[What the task asks]: Within the records below, find each line that holds the string "cars", then copy it.

* Start Input *

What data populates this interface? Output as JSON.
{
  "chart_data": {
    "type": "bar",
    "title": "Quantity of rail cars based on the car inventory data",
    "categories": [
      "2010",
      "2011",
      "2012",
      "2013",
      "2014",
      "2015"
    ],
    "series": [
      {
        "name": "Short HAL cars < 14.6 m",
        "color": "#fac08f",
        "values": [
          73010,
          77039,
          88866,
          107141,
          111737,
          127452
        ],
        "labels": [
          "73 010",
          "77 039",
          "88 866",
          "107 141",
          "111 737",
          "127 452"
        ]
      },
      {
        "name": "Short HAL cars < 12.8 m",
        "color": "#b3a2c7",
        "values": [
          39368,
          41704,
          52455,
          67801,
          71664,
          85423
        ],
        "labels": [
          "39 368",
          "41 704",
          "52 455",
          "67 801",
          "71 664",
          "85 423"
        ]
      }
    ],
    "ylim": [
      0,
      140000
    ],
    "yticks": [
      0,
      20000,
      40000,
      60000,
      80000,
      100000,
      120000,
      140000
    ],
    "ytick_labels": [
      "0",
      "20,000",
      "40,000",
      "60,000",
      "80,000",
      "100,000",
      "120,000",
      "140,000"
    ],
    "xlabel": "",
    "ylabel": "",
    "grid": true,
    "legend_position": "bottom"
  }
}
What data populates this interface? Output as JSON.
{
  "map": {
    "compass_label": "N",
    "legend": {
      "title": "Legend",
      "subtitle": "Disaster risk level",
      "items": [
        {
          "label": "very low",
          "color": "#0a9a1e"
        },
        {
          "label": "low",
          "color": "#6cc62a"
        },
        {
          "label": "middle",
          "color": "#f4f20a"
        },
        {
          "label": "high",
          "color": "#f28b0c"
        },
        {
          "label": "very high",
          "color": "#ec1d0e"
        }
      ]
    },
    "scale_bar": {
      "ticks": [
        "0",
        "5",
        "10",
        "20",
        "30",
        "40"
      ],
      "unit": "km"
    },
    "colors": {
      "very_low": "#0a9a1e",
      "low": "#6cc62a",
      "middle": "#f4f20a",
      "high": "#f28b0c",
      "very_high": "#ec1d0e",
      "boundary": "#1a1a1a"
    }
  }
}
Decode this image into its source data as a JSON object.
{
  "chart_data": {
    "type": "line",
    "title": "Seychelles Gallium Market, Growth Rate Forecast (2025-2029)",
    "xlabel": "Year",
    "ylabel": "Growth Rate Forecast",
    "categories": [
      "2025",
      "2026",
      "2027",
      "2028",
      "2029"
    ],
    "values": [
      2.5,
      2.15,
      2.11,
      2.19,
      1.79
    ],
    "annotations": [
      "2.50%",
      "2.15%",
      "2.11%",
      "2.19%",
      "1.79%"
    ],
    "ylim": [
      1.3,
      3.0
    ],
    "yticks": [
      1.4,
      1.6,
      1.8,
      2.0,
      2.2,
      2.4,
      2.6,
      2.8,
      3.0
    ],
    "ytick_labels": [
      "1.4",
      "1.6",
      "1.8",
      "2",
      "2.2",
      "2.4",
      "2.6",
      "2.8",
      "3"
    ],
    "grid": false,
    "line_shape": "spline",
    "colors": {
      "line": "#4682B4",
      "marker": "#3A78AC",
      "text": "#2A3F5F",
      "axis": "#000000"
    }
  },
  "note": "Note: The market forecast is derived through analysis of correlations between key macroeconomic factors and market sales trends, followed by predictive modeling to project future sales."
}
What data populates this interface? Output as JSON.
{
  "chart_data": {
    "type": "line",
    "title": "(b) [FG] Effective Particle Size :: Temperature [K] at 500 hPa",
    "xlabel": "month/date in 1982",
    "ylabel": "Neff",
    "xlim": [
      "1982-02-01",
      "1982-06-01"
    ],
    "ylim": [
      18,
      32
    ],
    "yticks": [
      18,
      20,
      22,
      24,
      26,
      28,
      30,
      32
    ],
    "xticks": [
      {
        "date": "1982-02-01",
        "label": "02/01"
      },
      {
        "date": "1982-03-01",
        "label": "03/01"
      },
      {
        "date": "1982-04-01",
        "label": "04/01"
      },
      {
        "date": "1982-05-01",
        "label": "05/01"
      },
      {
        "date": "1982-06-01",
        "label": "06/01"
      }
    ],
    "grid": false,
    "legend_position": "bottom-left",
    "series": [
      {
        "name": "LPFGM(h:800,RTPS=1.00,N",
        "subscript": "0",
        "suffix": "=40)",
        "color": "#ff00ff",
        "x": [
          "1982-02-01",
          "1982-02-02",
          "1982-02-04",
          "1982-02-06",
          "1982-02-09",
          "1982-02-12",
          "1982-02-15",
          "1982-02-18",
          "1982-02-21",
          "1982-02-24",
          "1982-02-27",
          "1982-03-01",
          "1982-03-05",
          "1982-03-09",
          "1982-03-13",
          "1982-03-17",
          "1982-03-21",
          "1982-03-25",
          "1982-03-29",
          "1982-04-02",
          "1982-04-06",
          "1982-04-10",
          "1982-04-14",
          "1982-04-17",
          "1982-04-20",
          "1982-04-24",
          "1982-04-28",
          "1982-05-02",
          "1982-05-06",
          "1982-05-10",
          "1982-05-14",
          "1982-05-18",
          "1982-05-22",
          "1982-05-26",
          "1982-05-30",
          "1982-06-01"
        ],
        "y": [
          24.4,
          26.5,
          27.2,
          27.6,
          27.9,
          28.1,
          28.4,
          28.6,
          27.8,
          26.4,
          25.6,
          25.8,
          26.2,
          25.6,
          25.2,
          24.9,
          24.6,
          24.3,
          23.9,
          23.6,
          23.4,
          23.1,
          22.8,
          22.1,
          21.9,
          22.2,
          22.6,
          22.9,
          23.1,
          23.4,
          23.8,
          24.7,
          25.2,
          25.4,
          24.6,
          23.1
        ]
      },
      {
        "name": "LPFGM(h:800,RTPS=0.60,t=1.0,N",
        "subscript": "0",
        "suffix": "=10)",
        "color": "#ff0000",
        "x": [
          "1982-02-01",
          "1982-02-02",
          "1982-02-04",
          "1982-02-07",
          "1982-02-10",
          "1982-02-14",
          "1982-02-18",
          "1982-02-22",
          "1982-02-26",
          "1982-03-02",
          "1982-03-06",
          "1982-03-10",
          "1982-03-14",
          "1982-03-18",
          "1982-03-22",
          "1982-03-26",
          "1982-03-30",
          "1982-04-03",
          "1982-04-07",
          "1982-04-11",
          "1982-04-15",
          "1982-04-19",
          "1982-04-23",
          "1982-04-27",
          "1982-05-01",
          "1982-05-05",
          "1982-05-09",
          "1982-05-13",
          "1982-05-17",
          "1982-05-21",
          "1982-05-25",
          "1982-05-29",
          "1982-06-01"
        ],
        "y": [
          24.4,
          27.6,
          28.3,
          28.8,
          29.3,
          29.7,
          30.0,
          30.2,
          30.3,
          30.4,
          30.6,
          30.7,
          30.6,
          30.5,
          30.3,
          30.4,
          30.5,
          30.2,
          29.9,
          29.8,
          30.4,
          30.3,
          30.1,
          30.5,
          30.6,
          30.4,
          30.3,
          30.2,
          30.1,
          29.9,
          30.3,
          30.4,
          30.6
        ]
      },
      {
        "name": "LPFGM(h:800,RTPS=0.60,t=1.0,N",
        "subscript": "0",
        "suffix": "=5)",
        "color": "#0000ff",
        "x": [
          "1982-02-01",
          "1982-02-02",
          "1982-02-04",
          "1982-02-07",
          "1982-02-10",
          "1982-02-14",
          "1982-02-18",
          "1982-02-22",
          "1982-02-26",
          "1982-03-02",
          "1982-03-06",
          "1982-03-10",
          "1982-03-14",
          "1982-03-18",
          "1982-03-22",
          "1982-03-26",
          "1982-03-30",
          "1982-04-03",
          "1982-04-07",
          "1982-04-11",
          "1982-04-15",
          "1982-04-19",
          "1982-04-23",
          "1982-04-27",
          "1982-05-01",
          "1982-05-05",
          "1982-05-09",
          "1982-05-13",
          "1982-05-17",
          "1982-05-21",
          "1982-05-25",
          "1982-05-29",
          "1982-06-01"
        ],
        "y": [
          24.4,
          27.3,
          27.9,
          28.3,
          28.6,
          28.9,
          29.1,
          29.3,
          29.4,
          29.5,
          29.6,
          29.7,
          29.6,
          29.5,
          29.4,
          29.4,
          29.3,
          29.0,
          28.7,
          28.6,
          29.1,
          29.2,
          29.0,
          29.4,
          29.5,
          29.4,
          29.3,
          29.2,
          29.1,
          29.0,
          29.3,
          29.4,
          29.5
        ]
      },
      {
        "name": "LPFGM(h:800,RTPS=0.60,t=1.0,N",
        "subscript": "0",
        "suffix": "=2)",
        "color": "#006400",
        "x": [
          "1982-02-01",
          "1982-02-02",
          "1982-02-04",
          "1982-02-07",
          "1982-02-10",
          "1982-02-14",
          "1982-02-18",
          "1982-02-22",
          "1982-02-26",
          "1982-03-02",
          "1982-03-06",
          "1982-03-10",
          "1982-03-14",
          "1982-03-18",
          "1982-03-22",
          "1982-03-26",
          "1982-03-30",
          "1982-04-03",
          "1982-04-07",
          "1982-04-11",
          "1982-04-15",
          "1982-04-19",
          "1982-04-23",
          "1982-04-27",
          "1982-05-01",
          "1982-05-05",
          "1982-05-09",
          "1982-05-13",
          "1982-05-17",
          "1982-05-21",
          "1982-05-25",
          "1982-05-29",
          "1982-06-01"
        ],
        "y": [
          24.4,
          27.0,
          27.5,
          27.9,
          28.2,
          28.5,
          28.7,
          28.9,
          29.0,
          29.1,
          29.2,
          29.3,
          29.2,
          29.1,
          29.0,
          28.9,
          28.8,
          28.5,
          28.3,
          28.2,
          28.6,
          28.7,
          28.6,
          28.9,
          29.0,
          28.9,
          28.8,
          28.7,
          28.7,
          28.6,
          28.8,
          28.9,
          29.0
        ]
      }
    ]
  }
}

* End Input *

[Task output]:
    "title": "Quantity of rail cars based on the car inventory data",
        "name": "Short HAL cars < 14.6 m",
        "name": "Short HAL cars < 12.8 m",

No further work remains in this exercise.